Problem to solve |
Repeat the data word for word. Do not include the pictures.

Extracted data |
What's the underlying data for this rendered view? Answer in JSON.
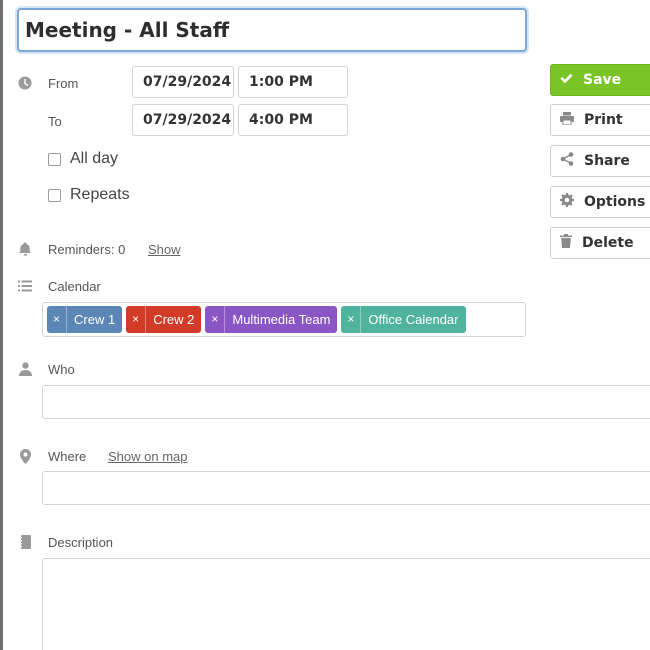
{
  "event": {
    "title": "Meeting - All Staff"
  },
  "time": {
    "from_label": "From",
    "to_label": "To",
    "from_date": "07/29/2024",
    "from_time": "1:00 PM",
    "to_date": "07/29/2024",
    "to_time": "4:00 PM"
  },
  "options": {
    "all_day_label": "All day",
    "repeats_label": "Repeats"
  },
  "reminders": {
    "label": "Reminders: 0",
    "show_link": "Show"
  },
  "calendar": {
    "label": "Calendar",
    "remove_glyph": "×",
    "tags": [
      {
        "name": "Crew 1",
        "color": "#5b86b5"
      },
      {
        "name": "Crew 2",
        "color": "#d23b27"
      },
      {
        "name": "Multimedia Team",
        "color": "#8a55c4"
      },
      {
        "name": "Office Calendar",
        "color": "#4fb39d"
      }
    ]
  },
  "who": {
    "label": "Who",
    "value": ""
  },
  "where": {
    "label": "Where",
    "map_link": "Show on map",
    "value": ""
  },
  "description": {
    "label": "Description",
    "value": ""
  },
  "actions": {
    "save": "Save",
    "print": "Print",
    "share": "Share",
    "options": "Options",
    "delete": "Delete"
  },
  "icons": {
    "time": "clock-icon",
    "reminder": "bell-icon",
    "calendar": "list-icon",
    "who": "person-icon",
    "where": "map-pin-icon",
    "description": "notebook-icon"
  }
}
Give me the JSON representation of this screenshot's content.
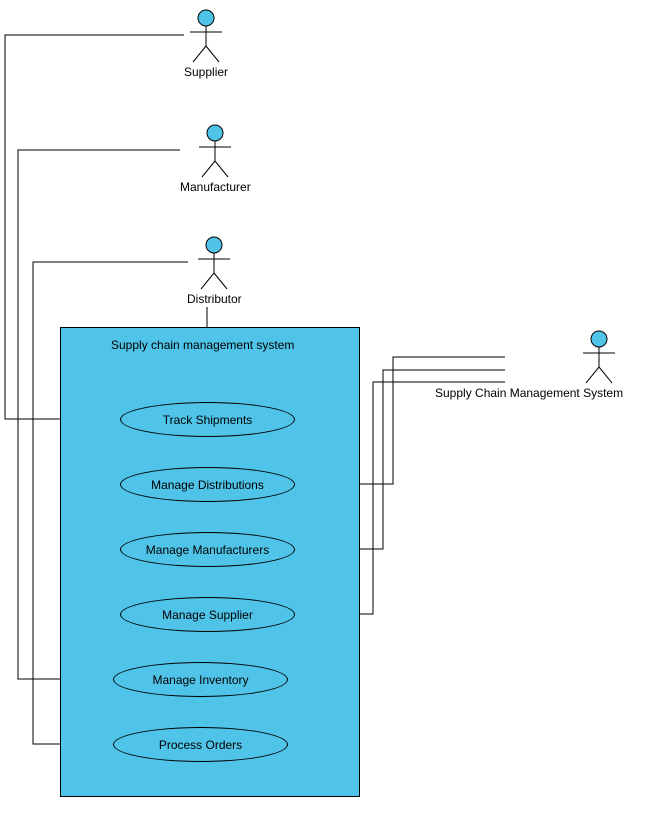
{
  "actors": {
    "supplier": "Supplier",
    "manufacturer": "Manufacturer",
    "distributor": "Distributor",
    "scms": "Supply Chain Management System"
  },
  "system": {
    "title": "Supply chain management system"
  },
  "usecases": {
    "track_shipments": "Track Shipments",
    "manage_distributions": "Manage Distributions",
    "manage_manufacturers": "Manage Manufacturers",
    "manage_supplier": "Manage Supplier",
    "manage_inventory": "Manage Inventory",
    "process_orders": "Process Orders"
  },
  "colors": {
    "actor_head": "#4FC4E8",
    "system_fill": "#4FC4E8"
  }
}
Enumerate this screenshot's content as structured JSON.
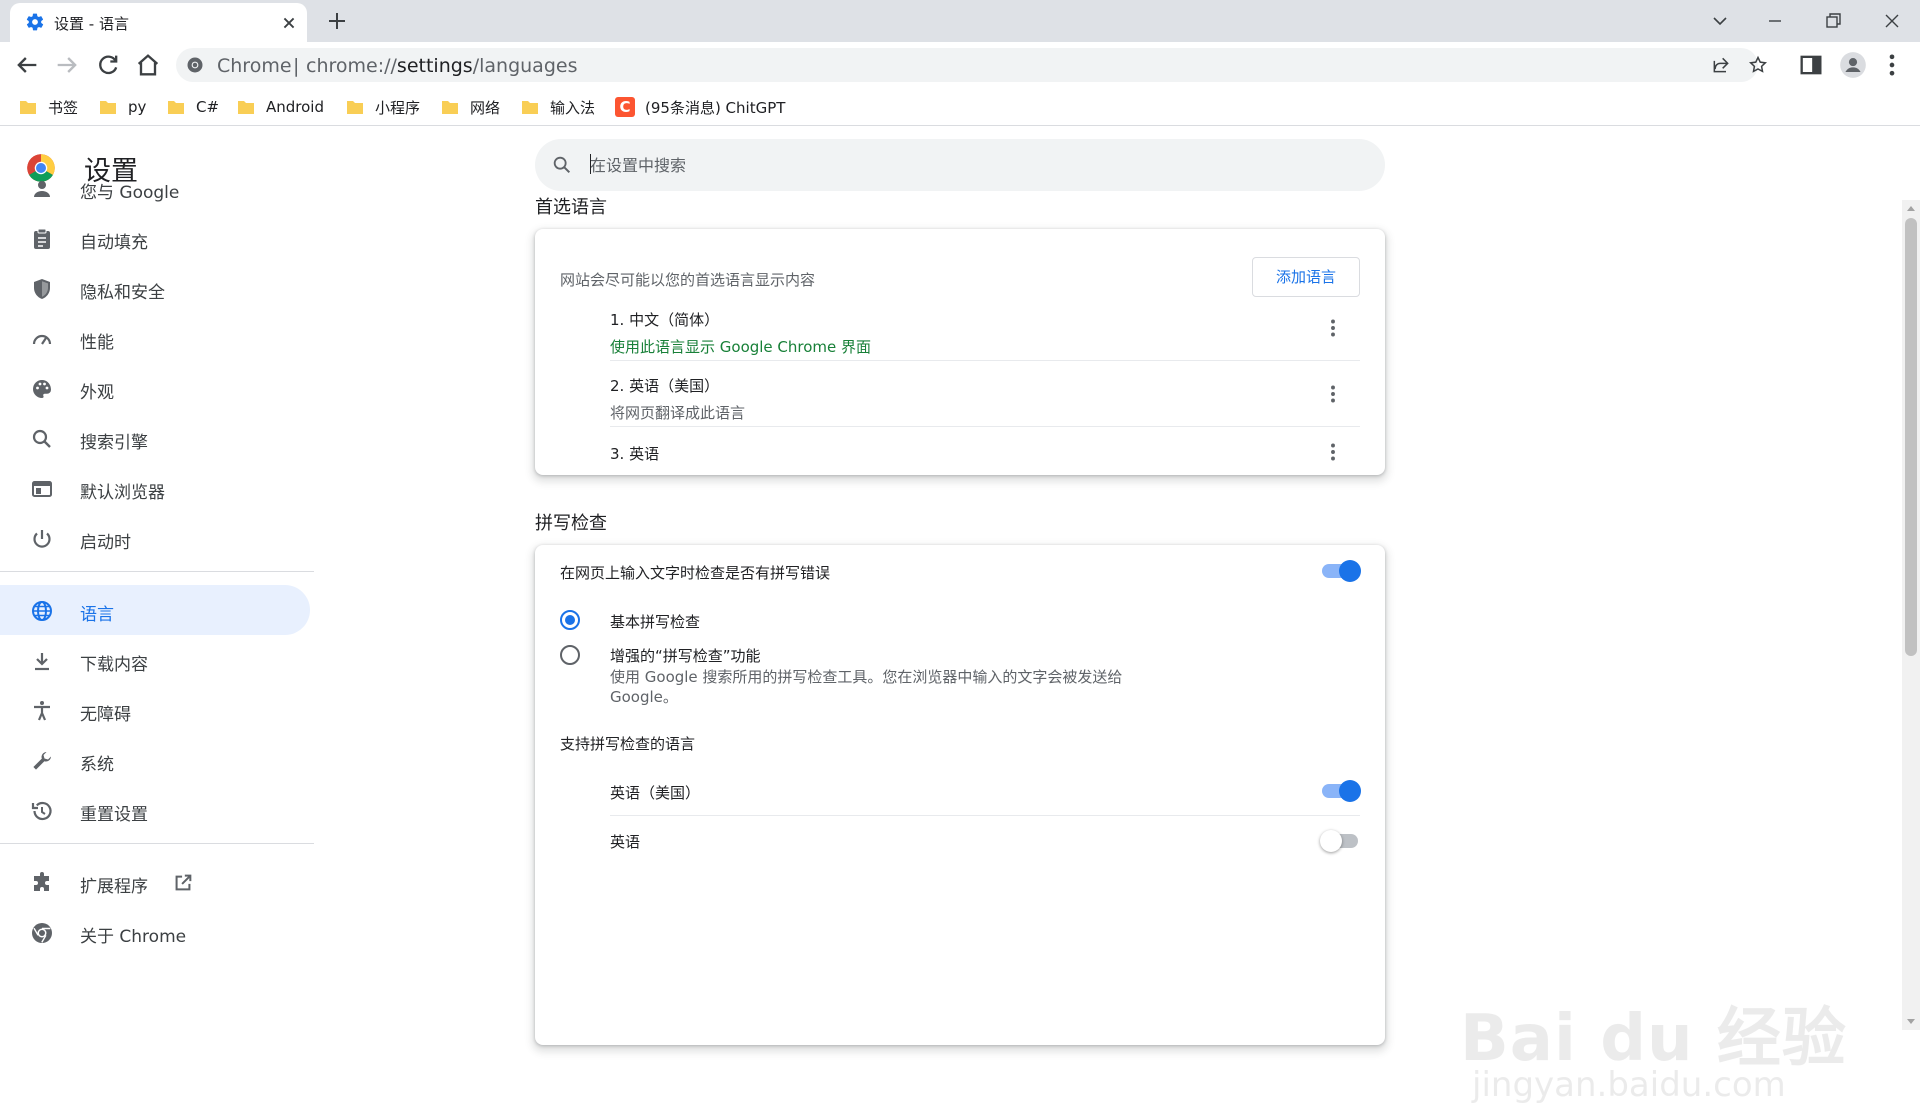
{
  "tab": {
    "title": "设置 - 语言"
  },
  "address": {
    "site": "Chrome",
    "separator": "|",
    "url_prefix": "chrome://",
    "url_host": "settings",
    "url_path": "/languages"
  },
  "bookmarks": [
    {
      "label": "书签",
      "icon": "folder-icon"
    },
    {
      "label": "py",
      "icon": "folder-icon"
    },
    {
      "label": "C#",
      "icon": "folder-icon"
    },
    {
      "label": "Android",
      "icon": "folder-icon"
    },
    {
      "label": "小程序",
      "icon": "folder-icon"
    },
    {
      "label": "网络",
      "icon": "folder-icon"
    },
    {
      "label": "输入法",
      "icon": "folder-icon"
    },
    {
      "label": "(95条消息) ChitGPT",
      "icon": "csdn-icon",
      "icon_text": "C"
    }
  ],
  "page": {
    "title": "设置"
  },
  "sidebar": {
    "items": [
      {
        "label": "您与 Google",
        "icon": "person-icon"
      },
      {
        "label": "自动填充",
        "icon": "clipboard-icon"
      },
      {
        "label": "隐私和安全",
        "icon": "shield-icon"
      },
      {
        "label": "性能",
        "icon": "speedometer-icon"
      },
      {
        "label": "外观",
        "icon": "palette-icon"
      },
      {
        "label": "搜索引擎",
        "icon": "search-icon"
      },
      {
        "label": "默认浏览器",
        "icon": "browser-window-icon"
      },
      {
        "label": "启动时",
        "icon": "power-icon"
      },
      {
        "label": "语言",
        "icon": "globe-icon",
        "active": true
      },
      {
        "label": "下载内容",
        "icon": "download-icon"
      },
      {
        "label": "无障碍",
        "icon": "accessibility-icon"
      },
      {
        "label": "系统",
        "icon": "wrench-icon"
      },
      {
        "label": "重置设置",
        "icon": "history-icon"
      },
      {
        "label": "扩展程序",
        "icon": "puzzle-icon"
      },
      {
        "label": "关于 Chrome",
        "icon": "chrome-icon"
      }
    ]
  },
  "search": {
    "placeholder": "在设置中搜索"
  },
  "preferred": {
    "title": "首选语言",
    "description": "网站会尽可能以您的首选语言显示内容",
    "add_button": "添加语言",
    "languages": [
      {
        "name": "1. 中文（简体）",
        "sub": "使用此语言显示 Google Chrome 界面"
      },
      {
        "name": "2. 英语（美国）",
        "sub": "将网页翻译成此语言"
      },
      {
        "name": "3. 英语",
        "sub": ""
      }
    ]
  },
  "spellcheck": {
    "title": "拼写检查",
    "toggle_label": "在网页上输入文字时检查是否有拼写错误",
    "toggle_on": true,
    "basic_label": "基本拼写检查",
    "basic_checked": true,
    "enhanced_label": "增强的“拼写检查”功能",
    "enhanced_desc_1": "使用 Google 搜索所用的拼写检查工具。您在浏览器中输入的文字会被发送给",
    "enhanced_desc_2": "Google。",
    "languages_title": "支持拼写检查的语言",
    "languages": [
      {
        "name": "英语（美国）",
        "on": true
      },
      {
        "name": "英语",
        "on": false
      }
    ]
  },
  "watermark": {
    "brand": "Bai du 经验",
    "site": "jingyan.baidu.com"
  },
  "colors": {
    "accent": "#1a73e8",
    "active_bg": "#e8f0fe",
    "green": "#188038",
    "tabstrip": "#dee1e6"
  }
}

Result for this task |
What's the underlying data for this rendered view? Answer in JSON.
{
  "event": {
    "title": "Meeting - All Staff"
  },
  "time": {
    "from_label": "From",
    "to_label": "To",
    "from_date": "07/29/2024",
    "from_time": "1:00 PM",
    "to_date": "07/29/2024",
    "to_time": "4:00 PM"
  },
  "options": {
    "all_day_label": "All day",
    "repeats_label": "Repeats"
  },
  "reminders": {
    "label": "Reminders: 0",
    "show_link": "Show"
  },
  "calendar": {
    "label": "Calendar",
    "remove_glyph": "×",
    "tags": [
      {
        "name": "Crew 1",
        "color": "#5b86b5"
      },
      {
        "name": "Crew 2",
        "color": "#d23b27"
      },
      {
        "name": "Multimedia Team",
        "color": "#8a55c4"
      },
      {
        "name": "Office Calendar",
        "color": "#4fb39d"
      }
    ]
  },
  "who": {
    "label": "Who",
    "value": ""
  },
  "where": {
    "label": "Where",
    "map_link": "Show on map",
    "value": ""
  },
  "description": {
    "label": "Description",
    "value": ""
  },
  "actions": {
    "save": "Save",
    "print": "Print",
    "share": "Share",
    "options": "Options",
    "delete": "Delete"
  },
  "icons": {
    "time": "clock-icon",
    "reminder": "bell-icon",
    "calendar": "list-icon",
    "who": "person-icon",
    "where": "map-pin-icon",
    "description": "notebook-icon"
  }
}
Give me the JSON representation of this screenshot's content.
{
  "actors": {
    "supplier": "Supplier",
    "manufacturer": "Manufacturer",
    "distributor": "Distributor",
    "scms": "Supply Chain Management System"
  },
  "system": {
    "title": "Supply chain management system"
  },
  "usecases": {
    "track_shipments": "Track Shipments",
    "manage_distributions": "Manage Distributions",
    "manage_manufacturers": "Manage Manufacturers",
    "manage_supplier": "Manage Supplier",
    "manage_inventory": "Manage Inventory",
    "process_orders": "Process Orders"
  },
  "colors": {
    "actor_head": "#4FC4E8",
    "system_fill": "#4FC4E8"
  }
}
Enumerate this screenshot's content as structured JSON.
{
  "tab": {
    "title": "设置 - 语言"
  },
  "address": {
    "site": "Chrome",
    "separator": "|",
    "url_prefix": "chrome://",
    "url_host": "settings",
    "url_path": "/languages"
  },
  "bookmarks": [
    {
      "label": "书签",
      "icon": "folder-icon"
    },
    {
      "label": "py",
      "icon": "folder-icon"
    },
    {
      "label": "C#",
      "icon": "folder-icon"
    },
    {
      "label": "Android",
      "icon": "folder-icon"
    },
    {
      "label": "小程序",
      "icon": "folder-icon"
    },
    {
      "label": "网络",
      "icon": "folder-icon"
    },
    {
      "label": "输入法",
      "icon": "folder-icon"
    },
    {
      "label": "(95条消息) ChitGPT",
      "icon": "csdn-icon",
      "icon_text": "C"
    }
  ],
  "page": {
    "title": "设置"
  },
  "sidebar": {
    "items": [
      {
        "label": "您与 Google",
        "icon": "person-icon"
      },
      {
        "label": "自动填充",
        "icon": "clipboard-icon"
      },
      {
        "label": "隐私和安全",
        "icon": "shield-icon"
      },
      {
        "label": "性能",
        "icon": "speedometer-icon"
      },
      {
        "label": "外观",
        "icon": "palette-icon"
      },
      {
        "label": "搜索引擎",
        "icon": "search-icon"
      },
      {
        "label": "默认浏览器",
        "icon": "browser-window-icon"
      },
      {
        "label": "启动时",
        "icon": "power-icon"
      },
      {
        "label": "语言",
        "icon": "globe-icon",
        "active": true
      },
      {
        "label": "下载内容",
        "icon": "download-icon"
      },
      {
        "label": "无障碍",
        "icon": "accessibility-icon"
      },
      {
        "label": "系统",
        "icon": "wrench-icon"
      },
      {
        "label": "重置设置",
        "icon": "history-icon"
      },
      {
        "label": "扩展程序",
        "icon": "puzzle-icon"
      },
      {
        "label": "关于 Chrome",
        "icon": "chrome-icon"
      }
    ]
  },
  "search": {
    "placeholder": "在设置中搜索"
  },
  "preferred": {
    "title": "首选语言",
    "description": "网站会尽可能以您的首选语言显示内容",
    "add_button": "添加语言",
    "languages": [
      {
        "name": "1. 中文（简体）",
        "sub": "使用此语言显示 Google Chrome 界面"
      },
      {
        "name": "2. 英语（美国）",
        "sub": "将网页翻译成此语言"
      },
      {
        "name": "3. 英语",
        "sub": ""
      }
    ]
  },
  "spellcheck": {
    "title": "拼写检查",
    "toggle_label": "在网页上输入文字时检查是否有拼写错误",
    "toggle_on": true,
    "basic_label": "基本拼写检查",
    "basic_checked": true,
    "enhanced_label": "增强的“拼写检查”功能",
    "enhanced_desc_1": "使用 Google 搜索所用的拼写检查工具。您在浏览器中输入的文字会被发送给",
    "enhanced_desc_2": "Google。",
    "languages_title": "支持拼写检查的语言",
    "languages": [
      {
        "name": "英语（美国）",
        "on": true
      },
      {
        "name": "英语",
        "on": false
      }
    ]
  },
  "watermark": {
    "brand": "Bai du 经验",
    "site": "jingyan.baidu.com"
  },
  "colors": {
    "accent": "#1a73e8",
    "active_bg": "#e8f0fe",
    "green": "#188038",
    "tabstrip": "#dee1e6"
  }
}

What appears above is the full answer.